+++ Texto extraído +++

Pero en los últimos tiempos, ese modelo entró en crisis y los
mecanismos de solidaridad que constituían la base de su éxito se han
debilitado enormemente. La crisis puso al descubierto las enormes
diferencias estructurales entre los países, especialmente entre los
miembros de la eurozona, que fueron disimuladas por mucho tiempo con
transferencias financieras de los más desarrollados hacia los menos y
generosos préstamos. Éstos a su vez originaron grandes deudas en los
sectores público y privado de la periferia europea, que están hoy al
borde del default masivo. También tambalea la supervivencia y amplitud
de la moneda común, el euro; están en cuestión los acuerdos de libre
movimiento transfronterizo de las personas; mientras, el malestar de la
población crece en toda la Unión.
Esta debacle se incubó sordamente desde el fin de la Guerra Fría,
cuando comenzó a resquebrajarse el equilibrio relativo entre las fuerzas
de los principales Estados miembros, la solidaridad entre estos países y
la existencia de Estados que disfrutan de un grado razonable de
cohesión nacional y social. Una situación que se agravó con la
reunificación de Alemania y la crisis del euro, poniendo de manifiesto
un desequilibrio franco-alemán creciente y el ascenso de fuerzas
centrífugas en diversos países que, luego de la disolución de la URSS,
encontraron en su adhesión a la UE un espacio más o menos protegido en
la ola globalizadora. Toda esta construcción ahora está en peligro.

+++

▸ Tus tareas
1/ Según el texto extraído, ¿desde cuándo se incubó la debacle?
2/ Reproduce el fragmento del texto extraído que empieza con "Esta debacle se" y sigue hasta "está en peligro.".
3/ Enumera todo lo que, según el texto extraído, comenzó a resquebrajarse desde el fin de la Guerra Fría.

+++ Registros proporcionados +++

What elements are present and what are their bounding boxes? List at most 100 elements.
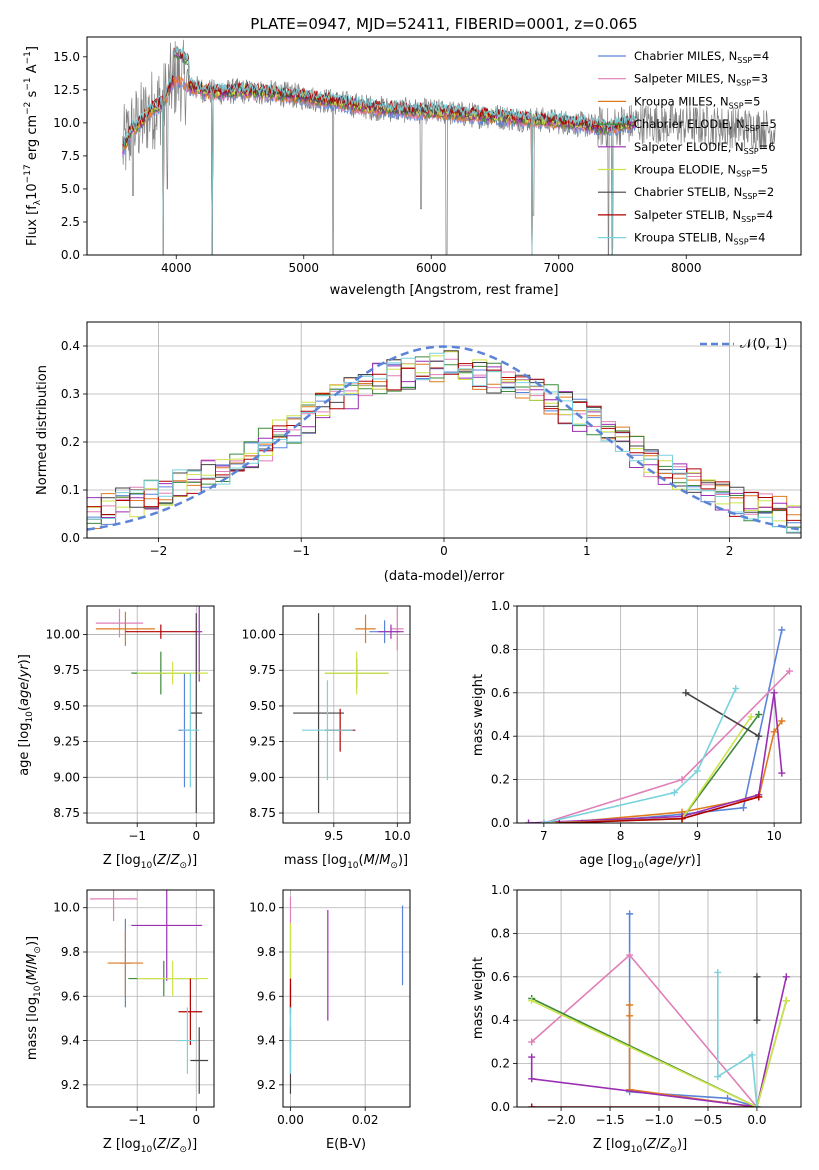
massweight-point — [755, 732, 763, 740]
x-tick-label: 0.02 — [352, 1113, 379, 1127]
massweight-point — [626, 951, 634, 959]
y-tick-label: 9.00 — [53, 770, 80, 784]
x-tick-label: 8000 — [671, 261, 702, 275]
massweight-point — [785, 667, 793, 675]
massweight-point — [528, 1075, 536, 1083]
y-tick-label: 0.2 — [491, 1057, 510, 1071]
normal-legend-label: 𝒩(0, 1) — [740, 337, 787, 352]
residuals-plot: −2 −1 0 1 2 0.0 0.1 0.2 0.3 0.4 — [61, 321, 802, 558]
y-tick-label: 9.50 — [249, 699, 276, 713]
massweight-line — [531, 999, 788, 1107]
model-spectrum-line — [122, 45, 636, 255]
y-tick-label: 1.0 — [491, 599, 510, 613]
y-tick-label: 0.6 — [491, 970, 510, 984]
x-tick-label: 7 — [540, 829, 548, 843]
massweight-point — [528, 1103, 536, 1107]
spectrum-title: PLATE=0947, MJD=52411, FIBERID=0001, z=0… — [250, 15, 637, 33]
mass-vs-EBV-plot: 0.00 0.02 9.2 9.4 9.6 9.8 10.0 — [249, 889, 411, 1127]
massweight-point — [782, 997, 790, 1005]
legend-label: Chabrier STELIB, NSSP=2 — [634, 185, 774, 201]
x-tick-label: 4000 — [161, 261, 192, 275]
x-tick-label: −1.0 — [644, 1113, 673, 1127]
y-tick-label: 9.4 — [257, 1034, 276, 1048]
y-tick-label: 0.8 — [491, 642, 510, 656]
massweight-point — [770, 728, 778, 736]
massweight-point — [528, 1053, 536, 1061]
massweight-point — [682, 689, 690, 697]
spectrum-plot: 4000 5000 6000 7000 8000 0.0 2.5 5.0 7.5 10.0 12.5… — [53, 36, 802, 275]
massweight-line — [717, 972, 758, 1107]
axes-frame — [86, 889, 215, 1108]
mE-xlabel: E(B-V) — [326, 1137, 366, 1152]
y-tick-label: 9.8 — [61, 945, 80, 959]
legend-label: Chabrier MILES, NSSP=4 — [634, 49, 769, 65]
y-tick-label: 9.25 — [53, 735, 80, 749]
x-tick-label: −1.5 — [595, 1113, 624, 1127]
massweight-point — [626, 1012, 634, 1020]
massweight-point — [528, 997, 536, 1005]
massweight-point — [778, 717, 786, 725]
y-tick-label: 0.0 — [61, 531, 80, 545]
spectrum-xlabel: wavelength [Angstrom, rest frame] — [330, 283, 559, 298]
y-tick-label: 9.75 — [53, 663, 80, 677]
wZ-ylabel: mass weight — [471, 957, 486, 1039]
y-tick-label: 0.4 — [61, 339, 80, 353]
y-tick-label: 10.00 — [242, 628, 276, 642]
y-tick-label: 0.2 — [61, 435, 80, 449]
x-tick-label: −2.0 — [546, 1113, 575, 1127]
massweight-point — [714, 1073, 722, 1081]
massweight-point — [693, 767, 701, 775]
wZ-xlabel: Z [log10(Z/Z⊙)] — [593, 1137, 687, 1155]
y-tick-label: 9.75 — [249, 663, 276, 677]
plot-area — [289, 896, 404, 1094]
y-tick-label: 0.4 — [491, 1013, 510, 1027]
legend-label: Kroupa ELODIE, NSSP=5 — [634, 163, 768, 179]
massweight-vs-age-plot: 7 8 9 10 0.0 0.2 0.4 0.6 0.8 1.0 — [491, 599, 802, 843]
x-tick-label: 10.0 — [384, 829, 411, 843]
plot-area — [528, 910, 790, 1107]
plot-area — [95, 606, 209, 814]
x-tick-label: 2 — [726, 544, 734, 558]
y-tick-label: 9.2 — [61, 1078, 80, 1092]
massweight-point — [770, 689, 778, 697]
massweight-point — [747, 713, 755, 721]
x-tick-label: 0 — [440, 544, 448, 558]
mass-vs-Z-plot: −1 0 9.2 9.4 9.6 9.8 10.0 — [53, 889, 215, 1127]
y-tick-label: 0.3 — [61, 387, 80, 401]
massweight-point — [753, 1016, 761, 1024]
massweight-point — [678, 815, 686, 823]
massweight-point — [555, 819, 563, 823]
residuals-legend: 𝒩(0, 1) — [700, 337, 787, 352]
y-tick-label: 0.0 — [61, 248, 80, 262]
x-tick-label: 0.00 — [277, 1113, 304, 1127]
x-tick-label: 9.5 — [324, 829, 343, 843]
massweight-point — [626, 910, 634, 918]
y-tick-label: 9.00 — [249, 770, 276, 784]
massweight-point — [626, 1001, 634, 1009]
massweight-point — [782, 973, 790, 981]
axes-frame — [86, 605, 215, 824]
massweight-line — [530, 976, 788, 1107]
massweight-point — [748, 1051, 756, 1059]
residuals-xlabel: (data-model)/error — [384, 569, 505, 584]
massweight-point — [540, 819, 548, 823]
massweight-point — [778, 626, 786, 634]
massweight-point — [753, 973, 761, 981]
age-vs-Z-plot: −1 0 8.75 9.00 9.25 9.50 9.75 10.00 — [46, 605, 215, 843]
x-tick-label: 9 — [694, 829, 702, 843]
x-tick-label: 6000 — [416, 261, 447, 275]
mZ-ylabel: mass [log10(M/M⊙)] — [25, 936, 43, 1060]
y-tick-label: 0.6 — [491, 686, 510, 700]
model-spectrum-line — [122, 46, 636, 255]
plot-area — [89, 890, 209, 1094]
y-tick-label: 9.50 — [53, 699, 80, 713]
x-tick-label: −0.5 — [693, 1113, 722, 1127]
axes-frame — [516, 605, 802, 824]
y-tick-label: 9.2 — [257, 1078, 276, 1092]
legend-label: Chabrier ELODIE, NSSP=5 — [634, 117, 777, 133]
massweight-point — [778, 769, 786, 777]
ageZ-ylabel: age [log10(age/yr)] — [17, 654, 35, 776]
x-tick-label: 0.0 — [747, 1113, 766, 1127]
massweight-point — [626, 1086, 634, 1094]
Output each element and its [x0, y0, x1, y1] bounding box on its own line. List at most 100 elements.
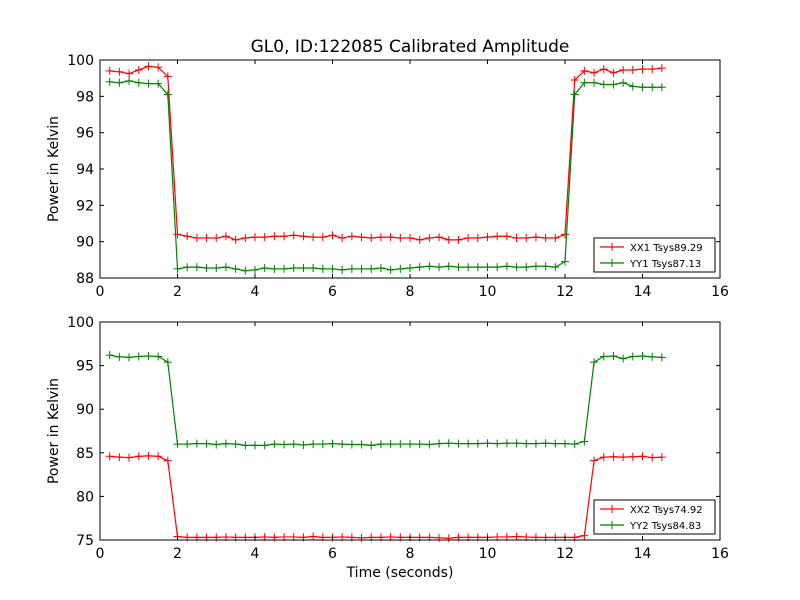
data-point [425, 440, 434, 449]
data-point [570, 75, 579, 84]
data-point [212, 264, 221, 273]
data-point [619, 78, 628, 87]
data-point [154, 452, 163, 461]
x-tick-label: 6 [328, 546, 337, 562]
legend-marker [608, 521, 616, 529]
data-point [657, 83, 666, 92]
x-tick-label: 12 [556, 284, 574, 300]
data-point [299, 232, 308, 241]
y-tick-label: 92 [76, 198, 94, 214]
data-point [221, 439, 230, 448]
data-point [134, 65, 143, 74]
data-point [376, 440, 385, 449]
data-point [551, 263, 560, 272]
data-point [154, 79, 163, 88]
x-tick-label: 14 [634, 546, 652, 562]
data-point [192, 234, 201, 243]
data-point [318, 440, 327, 449]
data-point [270, 264, 279, 273]
data-point [270, 232, 279, 241]
data-point [415, 235, 424, 244]
data-point [173, 264, 182, 273]
data-point [163, 456, 172, 465]
y-axis-label: Power in Kelvin [46, 116, 62, 222]
legend-label: XX2 Tsys74.92 [630, 505, 703, 516]
data-point [425, 234, 434, 243]
data-point [299, 440, 308, 449]
legend-marker [608, 259, 616, 267]
data-point [134, 452, 143, 461]
data-point [280, 440, 289, 449]
data-point [512, 439, 521, 448]
data-point [628, 452, 637, 461]
series-1 [105, 62, 666, 244]
data-point [251, 265, 259, 274]
data-point [444, 439, 453, 448]
data-point [609, 452, 618, 461]
data-point [270, 440, 279, 449]
data-point [115, 78, 124, 87]
y-tick-label: 94 [76, 162, 94, 178]
data-point [163, 90, 172, 99]
y-tick-label: 75 [76, 533, 94, 549]
legend-label: YY2 Tsys84.83 [629, 521, 701, 532]
data-point [299, 264, 308, 273]
data-point [202, 439, 211, 448]
data-point [599, 453, 608, 462]
x-tick-label: 14 [634, 284, 652, 300]
x-tick-label: 16 [711, 546, 729, 562]
data-point [541, 439, 550, 448]
data-point [599, 65, 608, 74]
data-point [347, 264, 356, 273]
data-point [502, 439, 511, 448]
data-point [154, 352, 163, 361]
data-point [202, 264, 211, 273]
data-point [134, 352, 143, 361]
data-point [580, 78, 589, 87]
data-point [512, 234, 521, 243]
data-point [125, 353, 134, 362]
data-point [638, 352, 647, 361]
data-point [144, 451, 153, 460]
data-point [192, 439, 201, 448]
data-point [638, 65, 647, 74]
data-point [357, 440, 366, 449]
data-point [241, 234, 250, 243]
data-point [251, 441, 259, 450]
data-point [376, 264, 385, 273]
data-point [173, 440, 182, 449]
data-point [609, 80, 618, 89]
data-point [357, 264, 366, 273]
data-point [580, 531, 589, 540]
data-point [512, 532, 521, 541]
data-point [580, 437, 589, 446]
data-point [570, 440, 579, 449]
data-point [590, 456, 599, 465]
y-tick-label: 90 [76, 402, 94, 418]
x-tick-label: 12 [556, 546, 574, 562]
data-point [628, 82, 637, 91]
data-point [609, 68, 618, 77]
data-point [590, 358, 599, 367]
data-point [309, 440, 318, 449]
data-point [221, 232, 230, 241]
data-point [444, 235, 453, 244]
data-point [473, 234, 482, 243]
data-point [483, 233, 492, 242]
data-point [464, 263, 473, 272]
data-point [163, 358, 172, 367]
data-point [522, 439, 531, 448]
data-point [163, 72, 172, 81]
y-tick-label: 95 [76, 359, 94, 375]
data-point [493, 263, 502, 272]
data-point [396, 234, 405, 243]
data-point [154, 63, 163, 72]
x-tick-label: 8 [406, 284, 415, 300]
y-tick-label: 96 [76, 126, 94, 142]
data-point [328, 439, 337, 448]
series-line [109, 80, 662, 272]
data-point [648, 65, 657, 74]
data-point [580, 66, 589, 75]
data-point [289, 440, 298, 449]
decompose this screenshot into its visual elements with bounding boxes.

+++

▸ Resultados por tarea
1/ Desde el fin de la Guerra Fría.

2/
Esta debacle se incubó sordamente desde el fin de la Guerra Fría,
cuando comenzó a resquebrajarse el equilibrio relativo entre las fuerzas
de los principales Estados miembros, la solidaridad entre estos países y
la existencia de Estados que disfrutan de un grado razonable de
cohesión nacional y social. Una situación que se agravó con la
reunificación de Alemania y la crisis del euro, poniendo de manifiesto
un desequilibrio franco-alemán creciente y el ascenso de fuerzas
centrífugas en diversos países que, luego de la disolución de la URSS,
encontraron en su adhesión a la UE un espacio más o menos protegido en
la ola globalizadora. Toda esta construcción ahora está en peligro.

3/
- El equilibrio relativo entre las fuerzas de los principales Estados miembros
- La solidaridad entre estos países
- La existencia de Estados que disfrutan de un grado razonable de cohesión nacional y social